### Set exercise
Copy all lines below exactly as written. Leave pictures out.

* Start Records for processing *

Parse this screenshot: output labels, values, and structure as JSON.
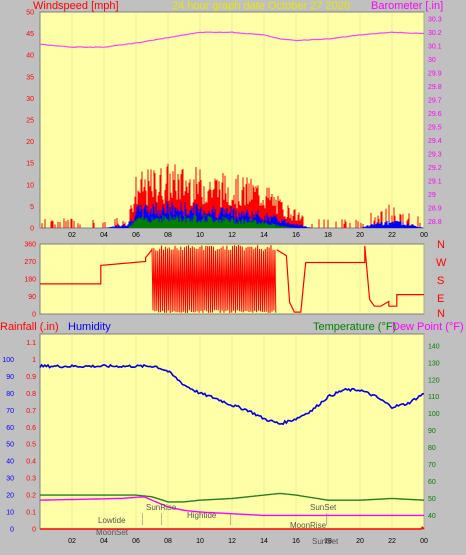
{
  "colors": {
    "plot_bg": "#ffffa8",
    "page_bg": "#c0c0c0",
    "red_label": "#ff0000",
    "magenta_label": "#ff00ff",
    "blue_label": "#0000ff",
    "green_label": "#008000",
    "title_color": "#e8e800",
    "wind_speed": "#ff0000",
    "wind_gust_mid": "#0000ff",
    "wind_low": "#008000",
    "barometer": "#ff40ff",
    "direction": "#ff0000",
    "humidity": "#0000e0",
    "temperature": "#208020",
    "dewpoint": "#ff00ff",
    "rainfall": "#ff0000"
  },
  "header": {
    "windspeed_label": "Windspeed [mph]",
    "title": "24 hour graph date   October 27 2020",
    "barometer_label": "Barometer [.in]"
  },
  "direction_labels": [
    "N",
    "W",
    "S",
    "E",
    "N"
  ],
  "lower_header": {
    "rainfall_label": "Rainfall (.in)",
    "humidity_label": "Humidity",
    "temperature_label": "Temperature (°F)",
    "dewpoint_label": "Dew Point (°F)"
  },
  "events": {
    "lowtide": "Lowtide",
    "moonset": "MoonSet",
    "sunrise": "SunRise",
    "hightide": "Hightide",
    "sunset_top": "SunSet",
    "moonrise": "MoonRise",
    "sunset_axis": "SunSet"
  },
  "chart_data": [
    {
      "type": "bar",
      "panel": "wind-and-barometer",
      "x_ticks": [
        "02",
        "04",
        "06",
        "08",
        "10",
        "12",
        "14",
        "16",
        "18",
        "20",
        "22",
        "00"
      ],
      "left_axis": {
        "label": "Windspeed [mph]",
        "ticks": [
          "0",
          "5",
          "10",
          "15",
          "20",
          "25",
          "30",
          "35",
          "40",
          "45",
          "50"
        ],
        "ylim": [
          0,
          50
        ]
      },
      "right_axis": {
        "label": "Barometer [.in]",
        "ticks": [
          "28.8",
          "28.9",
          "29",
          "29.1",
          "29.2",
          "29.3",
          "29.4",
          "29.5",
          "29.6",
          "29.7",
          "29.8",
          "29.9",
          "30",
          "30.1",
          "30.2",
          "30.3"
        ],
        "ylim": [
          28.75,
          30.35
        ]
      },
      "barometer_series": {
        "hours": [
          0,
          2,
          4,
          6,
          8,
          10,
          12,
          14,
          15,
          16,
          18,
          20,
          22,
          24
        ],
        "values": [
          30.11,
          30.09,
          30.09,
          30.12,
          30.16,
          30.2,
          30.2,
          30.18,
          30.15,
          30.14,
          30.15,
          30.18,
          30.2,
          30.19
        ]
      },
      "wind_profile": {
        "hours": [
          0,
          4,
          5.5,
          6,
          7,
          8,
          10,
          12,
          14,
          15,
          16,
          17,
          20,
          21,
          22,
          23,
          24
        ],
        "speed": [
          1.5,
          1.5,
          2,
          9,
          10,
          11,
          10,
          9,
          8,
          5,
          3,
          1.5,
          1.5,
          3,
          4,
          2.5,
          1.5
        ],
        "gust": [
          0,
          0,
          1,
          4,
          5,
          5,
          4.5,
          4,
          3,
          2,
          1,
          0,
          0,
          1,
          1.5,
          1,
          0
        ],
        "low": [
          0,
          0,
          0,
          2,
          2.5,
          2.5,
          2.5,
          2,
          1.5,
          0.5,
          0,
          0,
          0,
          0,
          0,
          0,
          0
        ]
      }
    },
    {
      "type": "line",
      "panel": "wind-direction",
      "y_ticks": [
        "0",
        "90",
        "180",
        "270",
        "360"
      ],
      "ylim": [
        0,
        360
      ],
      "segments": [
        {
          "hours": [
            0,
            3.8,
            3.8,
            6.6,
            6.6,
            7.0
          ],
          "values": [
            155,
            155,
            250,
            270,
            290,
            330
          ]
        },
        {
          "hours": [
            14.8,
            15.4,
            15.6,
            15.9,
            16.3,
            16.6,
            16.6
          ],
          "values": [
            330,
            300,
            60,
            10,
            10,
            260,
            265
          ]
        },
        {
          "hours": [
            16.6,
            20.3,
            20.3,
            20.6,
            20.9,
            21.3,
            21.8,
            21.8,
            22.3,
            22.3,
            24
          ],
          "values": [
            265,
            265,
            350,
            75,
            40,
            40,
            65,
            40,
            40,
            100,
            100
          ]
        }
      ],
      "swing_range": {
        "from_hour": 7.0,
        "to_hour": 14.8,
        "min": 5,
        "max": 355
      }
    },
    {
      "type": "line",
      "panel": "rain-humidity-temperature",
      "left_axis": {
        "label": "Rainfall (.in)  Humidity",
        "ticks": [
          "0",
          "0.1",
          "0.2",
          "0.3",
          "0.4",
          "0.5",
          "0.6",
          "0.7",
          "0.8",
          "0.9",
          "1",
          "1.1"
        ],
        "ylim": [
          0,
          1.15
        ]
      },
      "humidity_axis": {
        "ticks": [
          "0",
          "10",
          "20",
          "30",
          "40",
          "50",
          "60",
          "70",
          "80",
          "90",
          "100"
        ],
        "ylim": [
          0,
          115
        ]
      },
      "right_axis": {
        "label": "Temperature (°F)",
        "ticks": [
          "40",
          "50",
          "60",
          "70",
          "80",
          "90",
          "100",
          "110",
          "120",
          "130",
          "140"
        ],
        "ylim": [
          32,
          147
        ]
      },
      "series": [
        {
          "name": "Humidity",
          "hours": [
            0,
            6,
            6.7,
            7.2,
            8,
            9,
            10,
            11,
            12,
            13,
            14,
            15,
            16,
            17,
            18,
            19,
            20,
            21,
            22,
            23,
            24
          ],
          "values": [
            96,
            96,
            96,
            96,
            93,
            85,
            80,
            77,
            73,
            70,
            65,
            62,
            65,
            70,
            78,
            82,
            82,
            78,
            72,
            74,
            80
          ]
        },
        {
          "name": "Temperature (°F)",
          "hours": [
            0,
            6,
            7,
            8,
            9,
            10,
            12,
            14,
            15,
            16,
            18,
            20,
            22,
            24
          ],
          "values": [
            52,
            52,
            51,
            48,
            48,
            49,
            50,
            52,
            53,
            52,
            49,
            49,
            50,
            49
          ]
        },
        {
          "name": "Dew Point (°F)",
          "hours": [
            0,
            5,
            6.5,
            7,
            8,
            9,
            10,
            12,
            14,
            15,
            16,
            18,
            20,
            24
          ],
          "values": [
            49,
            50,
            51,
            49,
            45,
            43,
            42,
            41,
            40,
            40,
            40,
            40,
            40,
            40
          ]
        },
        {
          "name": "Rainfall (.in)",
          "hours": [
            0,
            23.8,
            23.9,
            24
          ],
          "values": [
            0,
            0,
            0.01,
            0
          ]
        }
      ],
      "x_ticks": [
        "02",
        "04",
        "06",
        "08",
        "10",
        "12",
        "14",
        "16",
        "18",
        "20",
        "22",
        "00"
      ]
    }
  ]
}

* End Records for processing *

### Problem solution
Parse this screenshot: output labels, values, and structure as JSON.
{
  "colors": {
    "plot_bg": "#ffffa8",
    "page_bg": "#c0c0c0",
    "red_label": "#ff0000",
    "magenta_label": "#ff00ff",
    "blue_label": "#0000ff",
    "green_label": "#008000",
    "title_color": "#e8e800",
    "wind_speed": "#ff0000",
    "wind_gust_mid": "#0000ff",
    "wind_low": "#008000",
    "barometer": "#ff40ff",
    "direction": "#ff0000",
    "humidity": "#0000e0",
    "temperature": "#208020",
    "dewpoint": "#ff00ff",
    "rainfall": "#ff0000"
  },
  "header": {
    "windspeed_label": "Windspeed [mph]",
    "title": "24 hour graph date   October 27 2020",
    "barometer_label": "Barometer [.in]"
  },
  "direction_labels": [
    "N",
    "W",
    "S",
    "E",
    "N"
  ],
  "lower_header": {
    "rainfall_label": "Rainfall (.in)",
    "humidity_label": "Humidity",
    "temperature_label": "Temperature (°F)",
    "dewpoint_label": "Dew Point (°F)"
  },
  "events": {
    "lowtide": "Lowtide",
    "moonset": "MoonSet",
    "sunrise": "SunRise",
    "hightide": "Hightide",
    "sunset_top": "SunSet",
    "moonrise": "MoonRise",
    "sunset_axis": "SunSet"
  },
  "chart_data": [
    {
      "type": "bar",
      "panel": "wind-and-barometer",
      "x_ticks": [
        "02",
        "04",
        "06",
        "08",
        "10",
        "12",
        "14",
        "16",
        "18",
        "20",
        "22",
        "00"
      ],
      "left_axis": {
        "label": "Windspeed [mph]",
        "ticks": [
          "0",
          "5",
          "10",
          "15",
          "20",
          "25",
          "30",
          "35",
          "40",
          "45",
          "50"
        ],
        "ylim": [
          0,
          50
        ]
      },
      "right_axis": {
        "label": "Barometer [.in]",
        "ticks": [
          "28.8",
          "28.9",
          "29",
          "29.1",
          "29.2",
          "29.3",
          "29.4",
          "29.5",
          "29.6",
          "29.7",
          "29.8",
          "29.9",
          "30",
          "30.1",
          "30.2",
          "30.3"
        ],
        "ylim": [
          28.75,
          30.35
        ]
      },
      "barometer_series": {
        "hours": [
          0,
          2,
          4,
          6,
          8,
          10,
          12,
          14,
          15,
          16,
          18,
          20,
          22,
          24
        ],
        "values": [
          30.11,
          30.09,
          30.09,
          30.12,
          30.16,
          30.2,
          30.2,
          30.18,
          30.15,
          30.14,
          30.15,
          30.18,
          30.2,
          30.19
        ]
      },
      "wind_profile": {
        "hours": [
          0,
          4,
          5.5,
          6,
          7,
          8,
          10,
          12,
          14,
          15,
          16,
          17,
          20,
          21,
          22,
          23,
          24
        ],
        "speed": [
          1.5,
          1.5,
          2,
          9,
          10,
          11,
          10,
          9,
          8,
          5,
          3,
          1.5,
          1.5,
          3,
          4,
          2.5,
          1.5
        ],
        "gust": [
          0,
          0,
          1,
          4,
          5,
          5,
          4.5,
          4,
          3,
          2,
          1,
          0,
          0,
          1,
          1.5,
          1,
          0
        ],
        "low": [
          0,
          0,
          0,
          2,
          2.5,
          2.5,
          2.5,
          2,
          1.5,
          0.5,
          0,
          0,
          0,
          0,
          0,
          0,
          0
        ]
      }
    },
    {
      "type": "line",
      "panel": "wind-direction",
      "y_ticks": [
        "0",
        "90",
        "180",
        "270",
        "360"
      ],
      "ylim": [
        0,
        360
      ],
      "segments": [
        {
          "hours": [
            0,
            3.8,
            3.8,
            6.6,
            6.6,
            7.0
          ],
          "values": [
            155,
            155,
            250,
            270,
            290,
            330
          ]
        },
        {
          "hours": [
            14.8,
            15.4,
            15.6,
            15.9,
            16.3,
            16.6,
            16.6
          ],
          "values": [
            330,
            300,
            60,
            10,
            10,
            260,
            265
          ]
        },
        {
          "hours": [
            16.6,
            20.3,
            20.3,
            20.6,
            20.9,
            21.3,
            21.8,
            21.8,
            22.3,
            22.3,
            24
          ],
          "values": [
            265,
            265,
            350,
            75,
            40,
            40,
            65,
            40,
            40,
            100,
            100
          ]
        }
      ],
      "swing_range": {
        "from_hour": 7.0,
        "to_hour": 14.8,
        "min": 5,
        "max": 355
      }
    },
    {
      "type": "line",
      "panel": "rain-humidity-temperature",
      "left_axis": {
        "label": "Rainfall (.in)  Humidity",
        "ticks": [
          "0",
          "0.1",
          "0.2",
          "0.3",
          "0.4",
          "0.5",
          "0.6",
          "0.7",
          "0.8",
          "0.9",
          "1",
          "1.1"
        ],
        "ylim": [
          0,
          1.15
        ]
      },
      "humidity_axis": {
        "ticks": [
          "0",
          "10",
          "20",
          "30",
          "40",
          "50",
          "60",
          "70",
          "80",
          "90",
          "100"
        ],
        "ylim": [
          0,
          115
        ]
      },
      "right_axis": {
        "label": "Temperature (°F)",
        "ticks": [
          "40",
          "50",
          "60",
          "70",
          "80",
          "90",
          "100",
          "110",
          "120",
          "130",
          "140"
        ],
        "ylim": [
          32,
          147
        ]
      },
      "series": [
        {
          "name": "Humidity",
          "hours": [
            0,
            6,
            6.7,
            7.2,
            8,
            9,
            10,
            11,
            12,
            13,
            14,
            15,
            16,
            17,
            18,
            19,
            20,
            21,
            22,
            23,
            24
          ],
          "values": [
            96,
            96,
            96,
            96,
            93,
            85,
            80,
            77,
            73,
            70,
            65,
            62,
            65,
            70,
            78,
            82,
            82,
            78,
            72,
            74,
            80
          ]
        },
        {
          "name": "Temperature (°F)",
          "hours": [
            0,
            6,
            7,
            8,
            9,
            10,
            12,
            14,
            15,
            16,
            18,
            20,
            22,
            24
          ],
          "values": [
            52,
            52,
            51,
            48,
            48,
            49,
            50,
            52,
            53,
            52,
            49,
            49,
            50,
            49
          ]
        },
        {
          "name": "Dew Point (°F)",
          "hours": [
            0,
            5,
            6.5,
            7,
            8,
            9,
            10,
            12,
            14,
            15,
            16,
            18,
            20,
            24
          ],
          "values": [
            49,
            50,
            51,
            49,
            45,
            43,
            42,
            41,
            40,
            40,
            40,
            40,
            40,
            40
          ]
        },
        {
          "name": "Rainfall (.in)",
          "hours": [
            0,
            23.8,
            23.9,
            24
          ],
          "values": [
            0,
            0,
            0.01,
            0
          ]
        }
      ],
      "x_ticks": [
        "02",
        "04",
        "06",
        "08",
        "10",
        "12",
        "14",
        "16",
        "18",
        "20",
        "22",
        "00"
      ]
    }
  ]
}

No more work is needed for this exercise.